_Document section_:

Submitted by polyamorousaj (user info) at 2009-04-16 18:34:12 EDT (#)
Ranking: 0

tinactin: blimpie is an inferior sandwich franchise
it needed to be said

me: What?
Bullshit!
Name a better one.
I'll give you Quizno's.
Head that one off at the pass.
But give me another one.

tinactin: haha..asshole..well, really..how many sandwich franchises are there?

Submitted by polyamorousaj (user info) at 2009-04-16 18:00:18 EDT (#)
Ranking: 0

It's way better than Subway. They cut the meat in front of you, and the ingredients are always way fresher. Plus the bread is awesome.

Submitted by i_can_get_you_a_toe (user info) at 2009-04-16 17:57:07 EDT (#)
Ranking: 0


I don't think I'd ever want to get food from a place called 'Blimpie' is that like subway?

Submitted by Caulaincourt (user info) at 2009-04-16 17:32:47 EDT (#)
Ranking: 0

Submitted by polyamorousaj (user info) at 2009-04-16 17:28:24 EDT (#)
Ranking: 0

B, Caul.

I have a policy that I give someone the benefit of the doubt if they do something once. Unless it's something really fucked up.
===
finally.

she must think that it's easier for people to open their mouth and bite in on both end of teh sandwhich that way....think about it.

MAYBE IT'S EVEN POLICY NOW THAT SOCIALOBAMA HAS BEEN ELECTED! :-O

Submitted by polyamorousaj (user info) at 2009-04-16 17:28:24 EDT (#)
Ranking: 0

B, Caul.

I have a policy that I give someone the benefit of the doubt if they do something once. Unless it's something really fucked up.

Submitted by bozznc (user info) at 2009-04-16 17:27:07 EDT (#)
Ranking: -1

Aj... Most def agree with the below, grow a sack and tell her to blow you or make the sandwich right.. either way, don't let a bitch mishandle your meat!

As for #3, The sandwich should be reassembled EXACTLY the way it was sliced! Cut end to Cut end, Rounded heel end to Rounded heel end.. or better yet, Go to Jimmie Johns.. not only is it Freaky Fast, It's so Freaky Fast it'll make you say "Fuck Me, That WAS Freaky Fast!"



Submitted by no1hasdis (user info) at 2009-04-16 17:19:23 EDT (#)
Ranking: 0

i agree, I can't make sense of 3 either. :/

Submitted by Caulaincourt (user info) at 2009-04-16 17:15:11 EDT (#)
Ranking: 0

Submitted by polyamorousaj (user info) at 2009-04-16 16:58:25 EDT (#)
Ranking: 0

Imagine un baguette. Cut it in half. Then take the top piece and turn it the other way.

_Problem to solve_: Rewrite the comment thread starting with "Ranking: -1" and going on through "17:15:11 EDT (#)", putting "Rounded end" in place of "Rounded heel end".

_Entries shown_:
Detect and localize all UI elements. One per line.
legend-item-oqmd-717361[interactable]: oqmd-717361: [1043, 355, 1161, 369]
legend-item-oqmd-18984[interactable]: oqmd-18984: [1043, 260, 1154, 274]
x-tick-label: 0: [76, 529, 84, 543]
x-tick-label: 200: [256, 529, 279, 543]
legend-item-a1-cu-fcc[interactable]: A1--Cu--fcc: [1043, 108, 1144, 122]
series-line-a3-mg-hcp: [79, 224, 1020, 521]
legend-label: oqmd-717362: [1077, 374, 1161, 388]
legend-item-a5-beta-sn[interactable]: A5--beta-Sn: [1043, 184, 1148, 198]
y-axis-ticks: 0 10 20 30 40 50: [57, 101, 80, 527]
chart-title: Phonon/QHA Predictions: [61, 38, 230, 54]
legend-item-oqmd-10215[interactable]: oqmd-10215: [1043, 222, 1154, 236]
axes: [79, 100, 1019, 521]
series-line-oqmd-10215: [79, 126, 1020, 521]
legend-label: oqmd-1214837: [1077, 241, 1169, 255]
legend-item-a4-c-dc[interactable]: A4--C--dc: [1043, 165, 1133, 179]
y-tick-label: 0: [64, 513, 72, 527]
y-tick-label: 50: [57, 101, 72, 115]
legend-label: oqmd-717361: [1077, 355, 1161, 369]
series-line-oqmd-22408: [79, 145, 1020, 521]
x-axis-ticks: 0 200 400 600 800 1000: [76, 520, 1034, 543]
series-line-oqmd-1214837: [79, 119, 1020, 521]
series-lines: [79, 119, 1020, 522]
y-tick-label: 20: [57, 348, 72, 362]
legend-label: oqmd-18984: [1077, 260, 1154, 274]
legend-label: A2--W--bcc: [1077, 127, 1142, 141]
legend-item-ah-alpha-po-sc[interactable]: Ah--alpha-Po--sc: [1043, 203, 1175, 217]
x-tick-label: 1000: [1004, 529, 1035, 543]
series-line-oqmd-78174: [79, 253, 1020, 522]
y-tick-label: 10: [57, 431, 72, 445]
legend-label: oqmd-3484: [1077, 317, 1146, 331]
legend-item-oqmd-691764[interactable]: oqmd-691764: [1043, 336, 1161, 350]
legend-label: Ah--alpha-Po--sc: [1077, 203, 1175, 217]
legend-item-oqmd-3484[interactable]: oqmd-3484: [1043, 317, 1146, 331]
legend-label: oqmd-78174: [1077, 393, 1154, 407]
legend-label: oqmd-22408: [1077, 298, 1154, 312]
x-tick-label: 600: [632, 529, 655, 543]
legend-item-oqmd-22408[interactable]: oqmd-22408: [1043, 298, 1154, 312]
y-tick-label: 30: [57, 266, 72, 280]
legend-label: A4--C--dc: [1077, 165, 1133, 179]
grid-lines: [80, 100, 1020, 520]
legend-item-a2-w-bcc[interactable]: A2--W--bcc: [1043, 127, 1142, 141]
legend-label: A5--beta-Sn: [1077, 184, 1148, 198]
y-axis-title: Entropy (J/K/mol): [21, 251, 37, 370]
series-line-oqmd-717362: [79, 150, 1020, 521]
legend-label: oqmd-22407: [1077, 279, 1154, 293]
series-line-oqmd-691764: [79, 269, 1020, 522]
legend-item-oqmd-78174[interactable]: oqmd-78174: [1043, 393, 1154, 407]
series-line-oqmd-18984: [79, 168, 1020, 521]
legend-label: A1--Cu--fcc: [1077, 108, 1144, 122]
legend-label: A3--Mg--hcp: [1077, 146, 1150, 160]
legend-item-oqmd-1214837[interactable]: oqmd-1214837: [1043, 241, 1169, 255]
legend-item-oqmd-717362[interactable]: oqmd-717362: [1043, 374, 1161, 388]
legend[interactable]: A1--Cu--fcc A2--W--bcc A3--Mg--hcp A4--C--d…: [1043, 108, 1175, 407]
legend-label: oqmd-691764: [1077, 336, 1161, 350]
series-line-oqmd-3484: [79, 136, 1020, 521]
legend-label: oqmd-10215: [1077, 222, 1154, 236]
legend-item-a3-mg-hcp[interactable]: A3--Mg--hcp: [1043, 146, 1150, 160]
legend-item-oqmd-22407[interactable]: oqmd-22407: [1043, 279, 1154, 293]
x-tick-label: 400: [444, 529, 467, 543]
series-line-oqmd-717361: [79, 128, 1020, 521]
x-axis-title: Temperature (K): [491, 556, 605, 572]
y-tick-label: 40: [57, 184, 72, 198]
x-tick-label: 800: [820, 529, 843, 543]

_Answer to this problem_:
Ranking: -1

Aj... Most def agree with the below, grow a sack and tell her to blow you or make the sandwich right.. either way, don't let a bitch mishandle your meat!

As for #3, The sandwich should be reassembled EXACTLY the way it was sliced! Cut end to Cut end, Rounded end to Rounded end.. or better yet, Go to Jimmie Johns.. not only is it Freaky Fast, It's so Freaky Fast it'll make you say "Fuck Me, That WAS Freaky Fast!"



Submitted by no1hasdis (user info) at 2009-04-16 17:19:23 EDT (#)
Ranking: 0

i agree, I can't make sense of 3 either. :/

Submitted by Caulaincourt (user info) at 2009-04-16 17:15:11 EDT (#)